Excerpted passage:
◇ ◇ ◇ ◇ ◇

When you execute 'GETCT D WC', you will get the top 32 bits. The next instruction is shielded from interrupt and if it's 'GETCT D', you will get the time-aligned lower 32 bits that goes with the prior instruction's reading of the top 32 bits.
I verified this the other day on the FPGA V32i V33k image including the interrupt shielding.
If I remember correctly there is some discussion about it in the long winded P2 thread, and the two instructions have to follow each other no nops in between, they are secure from interrups and deliver the 64bit counter at invocation of the first one with WC.
getct gets the saved value from 2 clocks before if a getct WC saved it, else the current lower 32 bits. That makes the subtraction not needed.
I might have misunderstood that, but it did make sense to me.
should b easy to test,
GETCT A WC
GETCT B
GETCT C
either B differs 2 from C or 4
remodeling my mancave so no bench to test it.
Chip said the high cnt is delivered 2 clocks ahead, if so then the test will not work since it will be 2.
I've tested it Mike, there is a two clock difference between the two consecutive instructions, as Chip just indicated above.
The WC variant doesn't in any way capture the lower 32 bits. It only masks interrupts for two clocks, enough for one subsequent instruction, which can be any instruction but obviously only the non-WC variant will usefully be affected. EDIT2: This has now proven incorrect. The below data doesn't prove what I'd said.
If you are really interested there was a big thread about the extended CNT register.
Otherwise, they are two instructions that must follow one another.
I think the top 32 bits are two clocks ahead of the lower 32 bits. That's how it winds up time-aligned.
Oh, correct, I just tested this. I'd misunderstood what you meant by time-aligned. So it's not a prefix in any way, they are just two instructions that independantly sample two halves of the 64-bit counter at the respective timestamps.

◇ ◇ ◇ ◇ ◇

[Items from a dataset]
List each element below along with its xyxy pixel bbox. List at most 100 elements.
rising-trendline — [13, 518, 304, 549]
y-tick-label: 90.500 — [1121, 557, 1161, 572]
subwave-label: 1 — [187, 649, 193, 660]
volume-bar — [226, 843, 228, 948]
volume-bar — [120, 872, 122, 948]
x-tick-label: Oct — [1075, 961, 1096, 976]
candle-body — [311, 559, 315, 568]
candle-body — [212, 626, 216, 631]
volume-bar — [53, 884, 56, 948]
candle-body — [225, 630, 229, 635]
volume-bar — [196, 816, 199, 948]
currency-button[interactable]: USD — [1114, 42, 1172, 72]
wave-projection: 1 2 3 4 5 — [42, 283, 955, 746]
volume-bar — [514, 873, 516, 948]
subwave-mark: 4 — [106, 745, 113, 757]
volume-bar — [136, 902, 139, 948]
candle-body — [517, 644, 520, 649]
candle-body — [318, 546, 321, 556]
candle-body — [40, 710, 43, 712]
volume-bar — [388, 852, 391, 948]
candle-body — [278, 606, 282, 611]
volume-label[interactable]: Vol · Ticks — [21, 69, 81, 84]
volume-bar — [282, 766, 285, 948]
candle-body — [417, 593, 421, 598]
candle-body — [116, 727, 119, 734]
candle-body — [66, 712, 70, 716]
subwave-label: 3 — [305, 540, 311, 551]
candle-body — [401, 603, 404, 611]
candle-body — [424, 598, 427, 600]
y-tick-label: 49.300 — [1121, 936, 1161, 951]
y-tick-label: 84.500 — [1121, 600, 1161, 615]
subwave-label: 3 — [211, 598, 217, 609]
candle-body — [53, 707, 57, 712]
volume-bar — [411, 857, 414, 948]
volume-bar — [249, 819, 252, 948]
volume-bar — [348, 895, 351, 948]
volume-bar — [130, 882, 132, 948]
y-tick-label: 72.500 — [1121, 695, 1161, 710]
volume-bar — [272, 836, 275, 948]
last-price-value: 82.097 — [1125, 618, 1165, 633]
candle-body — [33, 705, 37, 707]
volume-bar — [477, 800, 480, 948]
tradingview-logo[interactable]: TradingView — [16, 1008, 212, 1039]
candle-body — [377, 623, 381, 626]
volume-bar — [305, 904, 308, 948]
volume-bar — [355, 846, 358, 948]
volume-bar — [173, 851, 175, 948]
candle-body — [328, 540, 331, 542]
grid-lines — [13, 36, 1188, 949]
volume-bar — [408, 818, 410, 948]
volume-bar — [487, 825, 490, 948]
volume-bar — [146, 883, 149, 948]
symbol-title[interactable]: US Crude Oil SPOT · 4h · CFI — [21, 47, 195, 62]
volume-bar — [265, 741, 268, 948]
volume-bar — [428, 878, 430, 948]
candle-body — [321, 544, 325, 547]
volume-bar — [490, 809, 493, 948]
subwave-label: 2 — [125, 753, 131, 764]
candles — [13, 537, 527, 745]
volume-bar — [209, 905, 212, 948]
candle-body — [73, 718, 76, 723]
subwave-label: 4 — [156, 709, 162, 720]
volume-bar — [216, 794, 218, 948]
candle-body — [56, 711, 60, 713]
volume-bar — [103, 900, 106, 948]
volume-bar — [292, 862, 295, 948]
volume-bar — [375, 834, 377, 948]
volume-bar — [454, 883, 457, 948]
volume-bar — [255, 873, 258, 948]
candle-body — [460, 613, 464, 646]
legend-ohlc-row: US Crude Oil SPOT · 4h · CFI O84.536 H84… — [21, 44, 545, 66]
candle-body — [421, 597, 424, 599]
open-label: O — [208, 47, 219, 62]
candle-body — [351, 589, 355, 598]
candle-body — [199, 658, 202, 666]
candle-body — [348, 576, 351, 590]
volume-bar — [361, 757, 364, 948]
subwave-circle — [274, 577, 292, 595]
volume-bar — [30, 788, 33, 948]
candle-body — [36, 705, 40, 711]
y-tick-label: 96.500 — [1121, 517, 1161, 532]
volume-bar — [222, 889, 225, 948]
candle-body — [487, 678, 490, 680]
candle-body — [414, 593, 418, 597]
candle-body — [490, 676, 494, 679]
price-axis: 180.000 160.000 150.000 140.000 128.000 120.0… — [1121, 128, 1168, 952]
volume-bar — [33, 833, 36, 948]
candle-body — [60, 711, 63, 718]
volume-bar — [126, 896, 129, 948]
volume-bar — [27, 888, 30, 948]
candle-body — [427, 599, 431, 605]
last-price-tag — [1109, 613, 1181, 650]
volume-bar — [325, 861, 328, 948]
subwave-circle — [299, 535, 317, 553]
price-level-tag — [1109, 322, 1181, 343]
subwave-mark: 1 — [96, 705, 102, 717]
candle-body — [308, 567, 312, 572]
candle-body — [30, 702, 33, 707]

◇ ◇ ◇ ◇ ◇

What you need to do:
1 – Please repeat the GETCT forum thread word for word, beginning at the words "should b easy" and stopping after "it will be 2.".
2 – In the GETCT forum thread, on which FPGA image did one poster verify the behavior, including the interrupt shielding?
3 – Render this sentence from the GETCT forum thread in Spanish: "I think the top 32 bits are two clocks ahead of the lower 32 bits."

Solved problems:
1 –
should b easy to test,
GETCT A WC
GETCT B
GETCT C
either B differs 2 from C or 4
remodeling my mancave so no bench to test it.
Chip said the high cnt is delivered 2 clocks ahead, if so then the test will not work since it will be 2.

2 – The FPGA V32i V33k image.

3 – Creo que los 32 bits superiores van dos ciclos de reloj por delante de los 32 bits inferiores.